_REQUEST_: Pick out each line below containing "JSON".

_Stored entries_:
• • • • •

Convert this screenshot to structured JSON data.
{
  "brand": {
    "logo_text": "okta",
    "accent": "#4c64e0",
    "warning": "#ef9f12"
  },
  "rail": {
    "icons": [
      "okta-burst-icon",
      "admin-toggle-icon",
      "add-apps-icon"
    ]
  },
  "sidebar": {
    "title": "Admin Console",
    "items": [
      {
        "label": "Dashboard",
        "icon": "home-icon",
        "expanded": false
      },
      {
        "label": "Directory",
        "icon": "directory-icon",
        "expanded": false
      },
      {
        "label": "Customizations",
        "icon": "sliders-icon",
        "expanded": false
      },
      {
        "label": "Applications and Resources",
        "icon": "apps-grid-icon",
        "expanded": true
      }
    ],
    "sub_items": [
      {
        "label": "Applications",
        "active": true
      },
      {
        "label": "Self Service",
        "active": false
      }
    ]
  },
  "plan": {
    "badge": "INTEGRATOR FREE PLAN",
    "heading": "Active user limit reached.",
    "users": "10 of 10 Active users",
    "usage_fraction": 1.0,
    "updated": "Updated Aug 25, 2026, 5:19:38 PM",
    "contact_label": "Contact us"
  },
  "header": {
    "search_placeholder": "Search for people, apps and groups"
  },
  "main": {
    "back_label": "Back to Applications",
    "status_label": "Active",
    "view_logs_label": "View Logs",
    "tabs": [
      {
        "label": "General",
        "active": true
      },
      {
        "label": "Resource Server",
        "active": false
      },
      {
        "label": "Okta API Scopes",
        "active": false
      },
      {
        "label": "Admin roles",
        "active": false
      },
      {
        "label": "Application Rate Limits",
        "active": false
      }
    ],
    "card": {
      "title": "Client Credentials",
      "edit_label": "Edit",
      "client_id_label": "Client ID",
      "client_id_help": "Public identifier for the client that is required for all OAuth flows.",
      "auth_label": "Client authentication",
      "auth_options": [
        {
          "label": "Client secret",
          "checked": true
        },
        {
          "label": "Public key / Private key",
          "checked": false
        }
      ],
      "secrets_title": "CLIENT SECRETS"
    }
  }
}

• • • • •

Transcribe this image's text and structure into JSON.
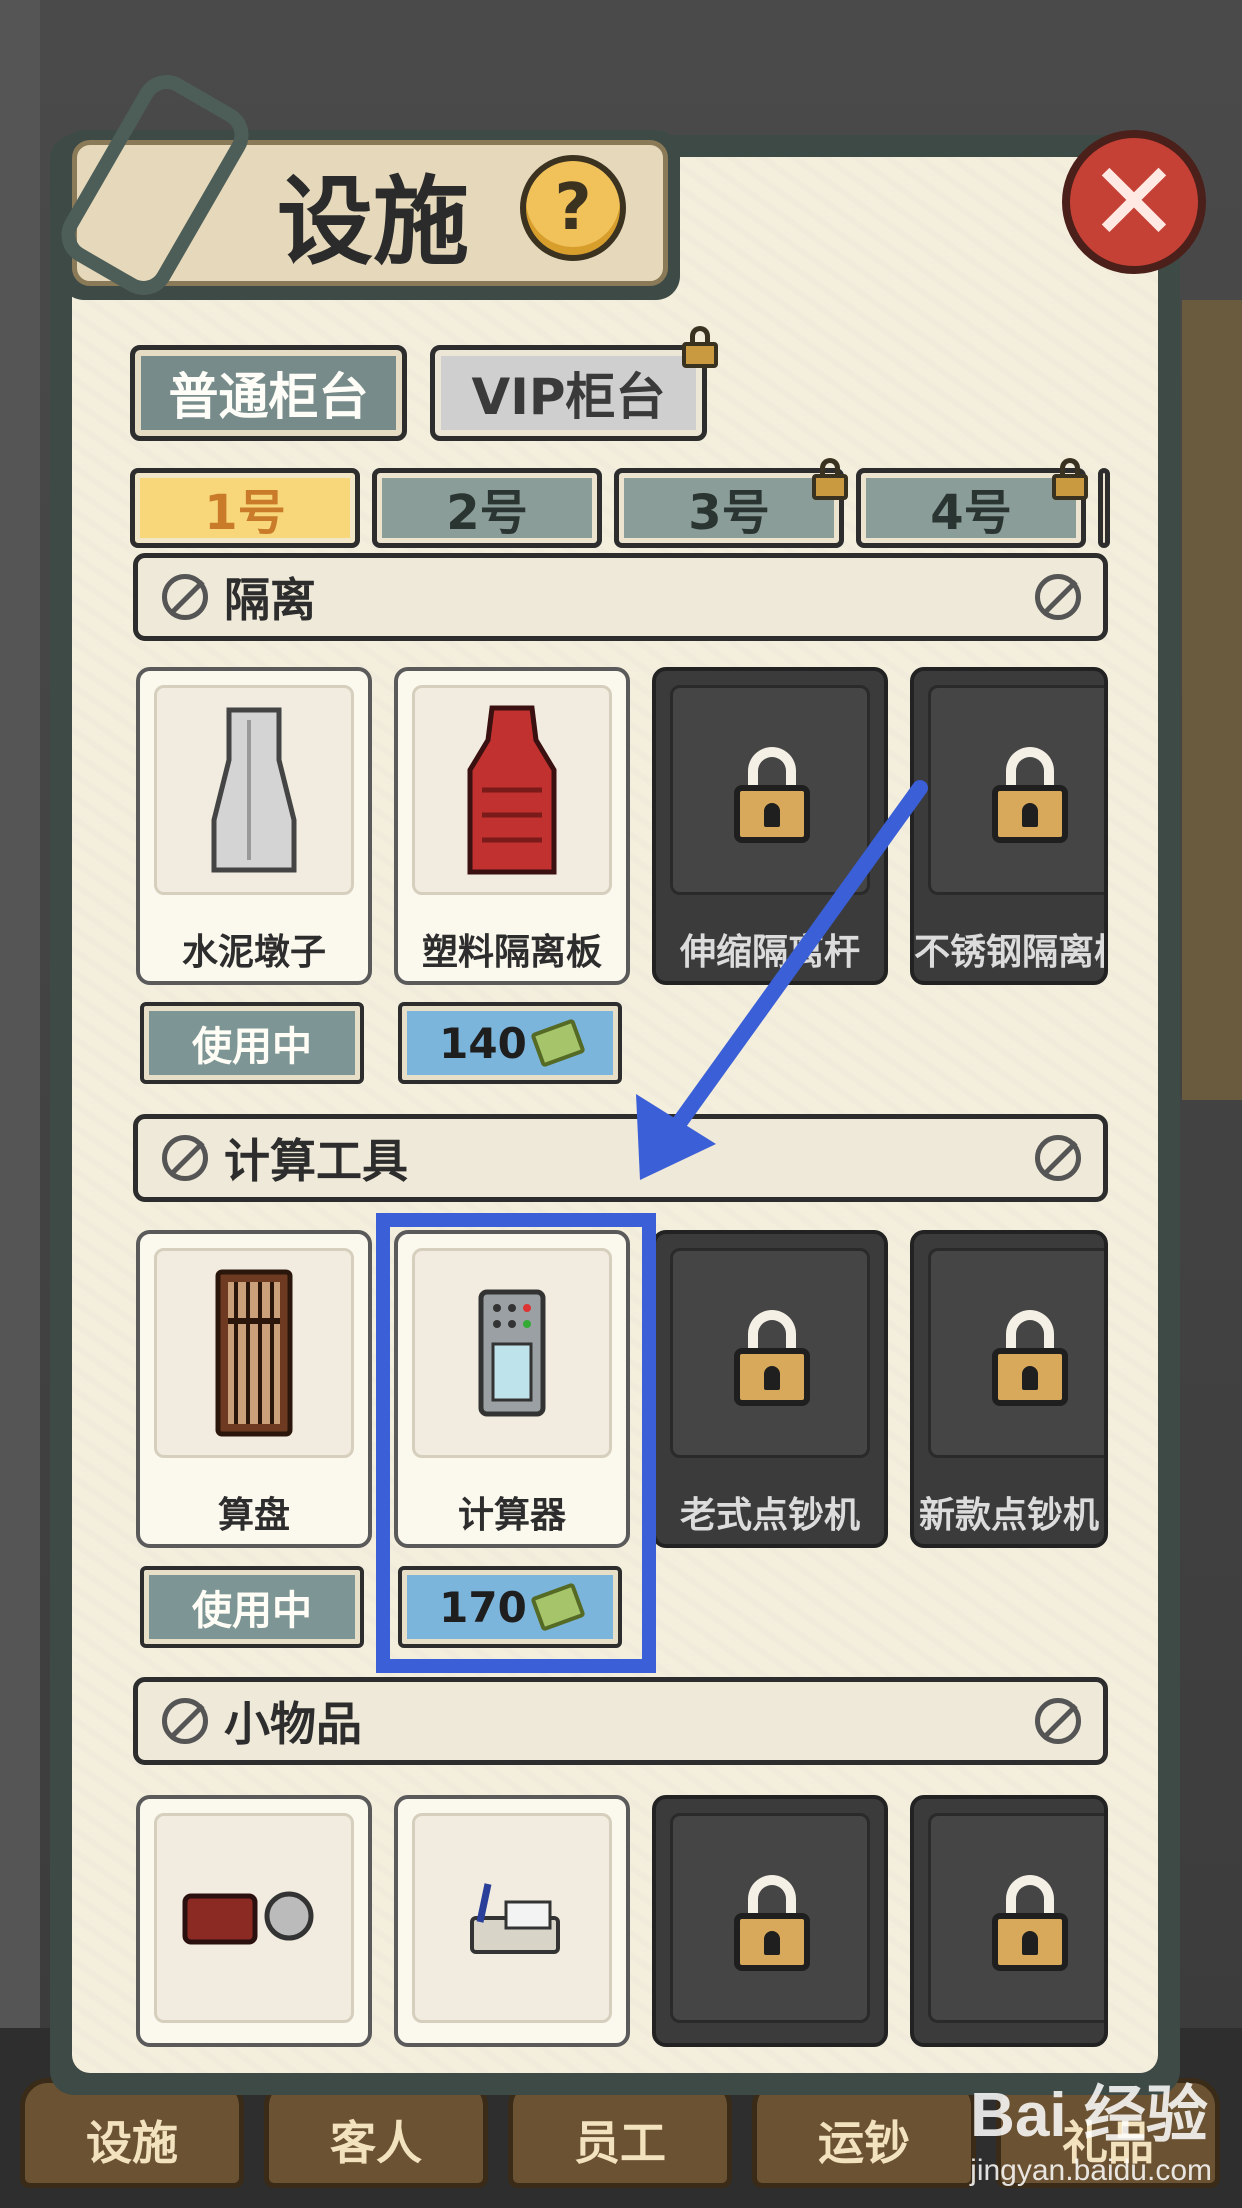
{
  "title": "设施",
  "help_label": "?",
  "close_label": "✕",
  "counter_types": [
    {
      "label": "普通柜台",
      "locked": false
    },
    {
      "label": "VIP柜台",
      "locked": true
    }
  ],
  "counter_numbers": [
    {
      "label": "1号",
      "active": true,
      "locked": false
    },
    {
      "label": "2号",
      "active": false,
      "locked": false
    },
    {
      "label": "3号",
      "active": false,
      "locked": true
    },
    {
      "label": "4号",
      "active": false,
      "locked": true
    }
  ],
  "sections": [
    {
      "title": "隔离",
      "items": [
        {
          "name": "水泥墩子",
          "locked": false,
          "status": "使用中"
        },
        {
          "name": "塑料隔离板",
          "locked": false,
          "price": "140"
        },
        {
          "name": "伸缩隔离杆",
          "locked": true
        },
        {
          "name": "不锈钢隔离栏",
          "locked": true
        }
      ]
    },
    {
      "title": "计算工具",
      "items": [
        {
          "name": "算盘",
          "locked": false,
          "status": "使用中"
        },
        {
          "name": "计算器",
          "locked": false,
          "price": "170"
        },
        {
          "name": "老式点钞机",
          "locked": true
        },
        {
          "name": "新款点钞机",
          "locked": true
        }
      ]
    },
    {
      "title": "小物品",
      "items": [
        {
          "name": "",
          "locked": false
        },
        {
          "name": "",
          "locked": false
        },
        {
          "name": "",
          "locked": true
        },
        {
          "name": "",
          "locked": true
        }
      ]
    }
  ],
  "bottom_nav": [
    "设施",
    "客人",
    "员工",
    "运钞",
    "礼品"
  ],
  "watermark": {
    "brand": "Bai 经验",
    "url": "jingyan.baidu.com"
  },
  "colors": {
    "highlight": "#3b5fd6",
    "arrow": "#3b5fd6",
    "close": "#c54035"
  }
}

• • • • •

_RIGHT ANSWER_:
Convert this screenshot to structured JSON data.
Transcribe this image's text and structure into JSON.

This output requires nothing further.